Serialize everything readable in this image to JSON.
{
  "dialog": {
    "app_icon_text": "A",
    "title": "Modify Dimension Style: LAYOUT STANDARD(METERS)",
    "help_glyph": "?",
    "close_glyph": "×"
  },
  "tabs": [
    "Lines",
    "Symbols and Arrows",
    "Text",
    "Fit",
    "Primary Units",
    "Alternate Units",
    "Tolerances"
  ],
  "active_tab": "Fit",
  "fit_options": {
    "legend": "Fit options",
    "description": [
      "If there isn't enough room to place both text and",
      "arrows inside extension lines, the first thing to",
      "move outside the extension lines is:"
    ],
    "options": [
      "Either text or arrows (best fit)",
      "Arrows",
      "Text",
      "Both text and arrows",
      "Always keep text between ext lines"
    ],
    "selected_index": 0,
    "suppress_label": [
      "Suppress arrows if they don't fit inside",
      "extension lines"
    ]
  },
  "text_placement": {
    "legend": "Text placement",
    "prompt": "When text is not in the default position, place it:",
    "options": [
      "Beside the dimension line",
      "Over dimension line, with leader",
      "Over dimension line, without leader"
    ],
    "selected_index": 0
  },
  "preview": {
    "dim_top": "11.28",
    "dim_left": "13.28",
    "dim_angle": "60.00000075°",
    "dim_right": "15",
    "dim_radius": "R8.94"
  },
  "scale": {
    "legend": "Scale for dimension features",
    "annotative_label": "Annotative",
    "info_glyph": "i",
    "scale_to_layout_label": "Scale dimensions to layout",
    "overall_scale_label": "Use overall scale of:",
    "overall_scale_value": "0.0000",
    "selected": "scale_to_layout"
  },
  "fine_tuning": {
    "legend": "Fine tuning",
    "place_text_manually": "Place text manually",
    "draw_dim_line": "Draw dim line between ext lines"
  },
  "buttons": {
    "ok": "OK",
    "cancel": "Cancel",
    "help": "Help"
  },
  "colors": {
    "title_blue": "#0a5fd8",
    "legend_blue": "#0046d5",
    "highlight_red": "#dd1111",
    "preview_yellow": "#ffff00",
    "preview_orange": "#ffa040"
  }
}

++++

Output the records verbatim, from the first line to the last.

● **FULL SOLUTION**:
Serialize everything readable in this image to JSON.
{
  "dialog": {
    "app_icon_text": "A",
    "title": "Modify Dimension Style: LAYOUT STANDARD(METERS)",
    "help_glyph": "?",
    "close_glyph": "×"
  },
  "tabs": [
    "Lines",
    "Symbols and Arrows",
    "Text",
    "Fit",
    "Primary Units",
    "Alternate Units",
    "Tolerances"
  ],
  "active_tab": "Fit",
  "fit_options": {
    "legend": "Fit options",
    "description": [
      "If there isn't enough room to place both text and",
      "arrows inside extension lines, the first thing to",
      "move outside the extension lines is:"
    ],
    "options": [
      "Either text or arrows (best fit)",
      "Arrows",
      "Text",
      "Both text and arrows",
      "Always keep text between ext lines"
    ],
    "selected_index": 0,
    "suppress_label": [
      "Suppress arrows if they don't fit inside",
      "extension lines"
    ]
  },
  "text_placement": {
    "legend": "Text placement",
    "prompt": "When text is not in the default position, place it:",
    "options": [
      "Beside the dimension line",
      "Over dimension line, with leader",
      "Over dimension line, without leader"
    ],
    "selected_index": 0
  },
  "preview": {
    "dim_top": "11.28",
    "dim_left": "13.28",
    "dim_angle": "60.00000075°",
    "dim_right": "15",
    "dim_radius": "R8.94"
  },
  "scale": {
    "legend": "Scale for dimension features",
    "annotative_label": "Annotative",
    "info_glyph": "i",
    "scale_to_layout_label": "Scale dimensions to layout",
    "overall_scale_label": "Use overall scale of:",
    "overall_scale_value": "0.0000",
    "selected": "scale_to_layout"
  },
  "fine_tuning": {
    "legend": "Fine tuning",
    "place_text_manually": "Place text manually",
    "draw_dim_line": "Draw dim line between ext lines"
  },
  "buttons": {
    "ok": "OK",
    "cancel": "Cancel",
    "help": "Help"
  },
  "colors": {
    "title_blue": "#0a5fd8",
    "legend_blue": "#0046d5",
    "highlight_red": "#dd1111",
    "preview_yellow": "#ffff00",
    "preview_orange": "#ffa040"
  }
}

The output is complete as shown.